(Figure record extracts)
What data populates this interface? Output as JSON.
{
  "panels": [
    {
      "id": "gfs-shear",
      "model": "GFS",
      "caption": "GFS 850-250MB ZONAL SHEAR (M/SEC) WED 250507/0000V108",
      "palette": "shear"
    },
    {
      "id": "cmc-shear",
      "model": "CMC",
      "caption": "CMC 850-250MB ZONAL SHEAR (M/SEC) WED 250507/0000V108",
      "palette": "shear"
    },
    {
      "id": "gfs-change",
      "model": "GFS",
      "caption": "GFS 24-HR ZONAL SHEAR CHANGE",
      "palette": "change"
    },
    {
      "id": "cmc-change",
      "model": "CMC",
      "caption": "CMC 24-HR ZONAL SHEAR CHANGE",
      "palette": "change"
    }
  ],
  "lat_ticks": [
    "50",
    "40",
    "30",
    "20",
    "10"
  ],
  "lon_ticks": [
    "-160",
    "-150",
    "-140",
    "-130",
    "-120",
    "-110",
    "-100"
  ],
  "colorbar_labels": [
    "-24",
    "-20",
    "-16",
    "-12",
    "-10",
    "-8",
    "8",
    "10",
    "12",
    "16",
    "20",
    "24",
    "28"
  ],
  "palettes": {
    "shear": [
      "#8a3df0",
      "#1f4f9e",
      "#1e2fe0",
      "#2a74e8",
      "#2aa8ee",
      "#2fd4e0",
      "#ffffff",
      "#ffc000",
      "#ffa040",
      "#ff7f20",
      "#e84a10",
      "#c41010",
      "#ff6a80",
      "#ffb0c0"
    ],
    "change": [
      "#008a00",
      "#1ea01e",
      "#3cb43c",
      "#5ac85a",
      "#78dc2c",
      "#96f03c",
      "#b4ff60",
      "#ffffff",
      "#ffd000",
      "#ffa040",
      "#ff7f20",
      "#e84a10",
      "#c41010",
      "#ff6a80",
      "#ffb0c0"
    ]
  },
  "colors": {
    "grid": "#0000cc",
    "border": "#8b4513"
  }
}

What you should do:
Extract the complete data, matching each line exactly.

Answer to the problem:
What data populates this interface? Output as JSON.
{
  "panels": [
    {
      "id": "gfs-shear",
      "model": "GFS",
      "caption": "GFS 850-250MB ZONAL SHEAR (M/SEC) WED 250507/0000V108",
      "palette": "shear"
    },
    {
      "id": "cmc-shear",
      "model": "CMC",
      "caption": "CMC 850-250MB ZONAL SHEAR (M/SEC) WED 250507/0000V108",
      "palette": "shear"
    },
    {
      "id": "gfs-change",
      "model": "GFS",
      "caption": "GFS 24-HR ZONAL SHEAR CHANGE",
      "palette": "change"
    },
    {
      "id": "cmc-change",
      "model": "CMC",
      "caption": "CMC 24-HR ZONAL SHEAR CHANGE",
      "palette": "change"
    }
  ],
  "lat_ticks": [
    "50",
    "40",
    "30",
    "20",
    "10"
  ],
  "lon_ticks": [
    "-160",
    "-150",
    "-140",
    "-130",
    "-120",
    "-110",
    "-100"
  ],
  "colorbar_labels": [
    "-24",
    "-20",
    "-16",
    "-12",
    "-10",
    "-8",
    "8",
    "10",
    "12",
    "16",
    "20",
    "24",
    "28"
  ],
  "palettes": {
    "shear": [
      "#8a3df0",
      "#1f4f9e",
      "#1e2fe0",
      "#2a74e8",
      "#2aa8ee",
      "#2fd4e0",
      "#ffffff",
      "#ffc000",
      "#ffa040",
      "#ff7f20",
      "#e84a10",
      "#c41010",
      "#ff6a80",
      "#ffb0c0"
    ],
    "change": [
      "#008a00",
      "#1ea01e",
      "#3cb43c",
      "#5ac85a",
      "#78dc2c",
      "#96f03c",
      "#b4ff60",
      "#ffffff",
      "#ffd000",
      "#ffa040",
      "#ff7f20",
      "#e84a10",
      "#c41010",
      "#ff6a80",
      "#ffb0c0"
    ]
  },
  "colors": {
    "grid": "#0000cc",
    "border": "#8b4513"
  }
}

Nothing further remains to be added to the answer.